> [Passage given]:
<<<<

Among those present at the site were representatives of the Ministry of Defence of the Czech Republic: Colonel Robert Speychal, Director of the Department for War Veterans and War Graves, Dr. Pavel Kugler , Deputy Director of the Department for War Veterans and War Graves, and Captain Martin Vaňourek, historian and specialist in research on fallen officers. On behalf of the Institute of National Remembrance, the works were carried out by a team of archaeologists and anthropologists from the Office of Search and Identification under the supervision of Dr. Dominika Siemińska, Head of the Borderland Department. On 19 August 2025, the site was also visited by Prof. Krzysztof Szwagrzyk, Deputy President of the IPN.

The remains of the State Defence Guard officers were transported to the Czech Republic, where state funeral ceremonies will be held in September 2025, with the participation of their relatives.

***

In the autumn of 1938, Czechoslovakia found itself under strong political and military pressure from the Third Reich. After the annexation of Austria, the demands extended to the Sudetenland, inhabited by a large German minority. Radical German circles called for these lands to be annexed by the Reich. Units of the Sudetendeutsches Freikorps began armed diversionary actions and attacks on Czechoslovak border posts.

>>>>

> [Requirements]:
1. Decide whether each statement agrees with the passage on the State Defence Guard officers, answering yes or no and quoting the deciding words: (a) Dr. Dominika Siemińska supervised the works. (b) The state funeral ceremonies took place in August 2025. (c) The Sudetenland was inhabited by a large German minority.
2. According to the passage on the State Defence Guard officers, who visited the site on 19 August 2025?
3. Write a continuation of the passage on the State Defence Guard officers, beginning after its last sentence.
The items after this point are separate material and have no connection to the passage on the State Defence Guard officers.

> [Material supplied]:
<<<<

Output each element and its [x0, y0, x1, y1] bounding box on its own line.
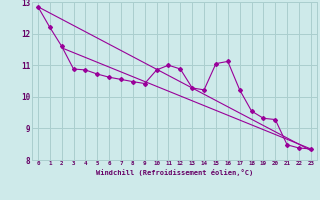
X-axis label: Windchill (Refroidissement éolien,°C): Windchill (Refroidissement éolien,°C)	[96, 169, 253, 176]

>>>>
<<<<

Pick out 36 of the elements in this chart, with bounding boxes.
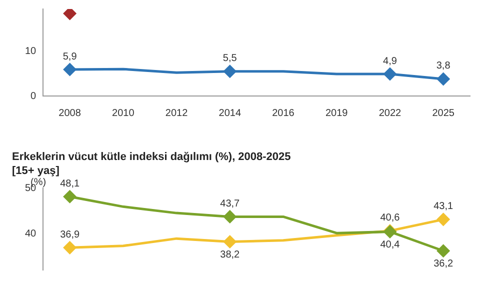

>>>>

> [Expected results]:
1.
(a) Yes: "under the supervision of Dr. Dominika Siemińska, Head of the Borderland Department"
(b) No: "state funeral ceremonies will be held in September 2025"
(c) Yes: "the Sudetenland, inhabited by a large German minority"

2. Prof. Krzysztof Szwagrzyk, Deputy President of the IPN.

3.
The most tragic event took place on 22 September 1938 in Liptán, where five officers of the Czechoslovak State Defence Guard and one Financial Guard officer were killed in an attack by Freikorps militants. The attack was carried out by, among others, brothers Alfred and Franz Selig. After an initial skirmish with an SOS patrol, Alfred Selig murdered the disarmed gendarmes Rudolf Mokrý and Vilém Leher as well as financial guard Ludvík Svoboda. Three more members of the financial guard, Vítězslav Hofirka, František Čech, and Inocenc Dostál, were then killed.

The victims were buried in Głubczyce, but their relatives or the authorities of what was then Czechoslovakia were not informed. It was the most tragic incident related to the revolt of Sudeten Germans against the Czechoslovak authorities in 1938. The related documentation was inaccessible for many years. The remains of four victims were exhumed in 1939 and returned to their families, while Vilém Leher and Ludvík Svoboda remained in the Głubczyce cemetery, their names engraved on a dedicated memorial.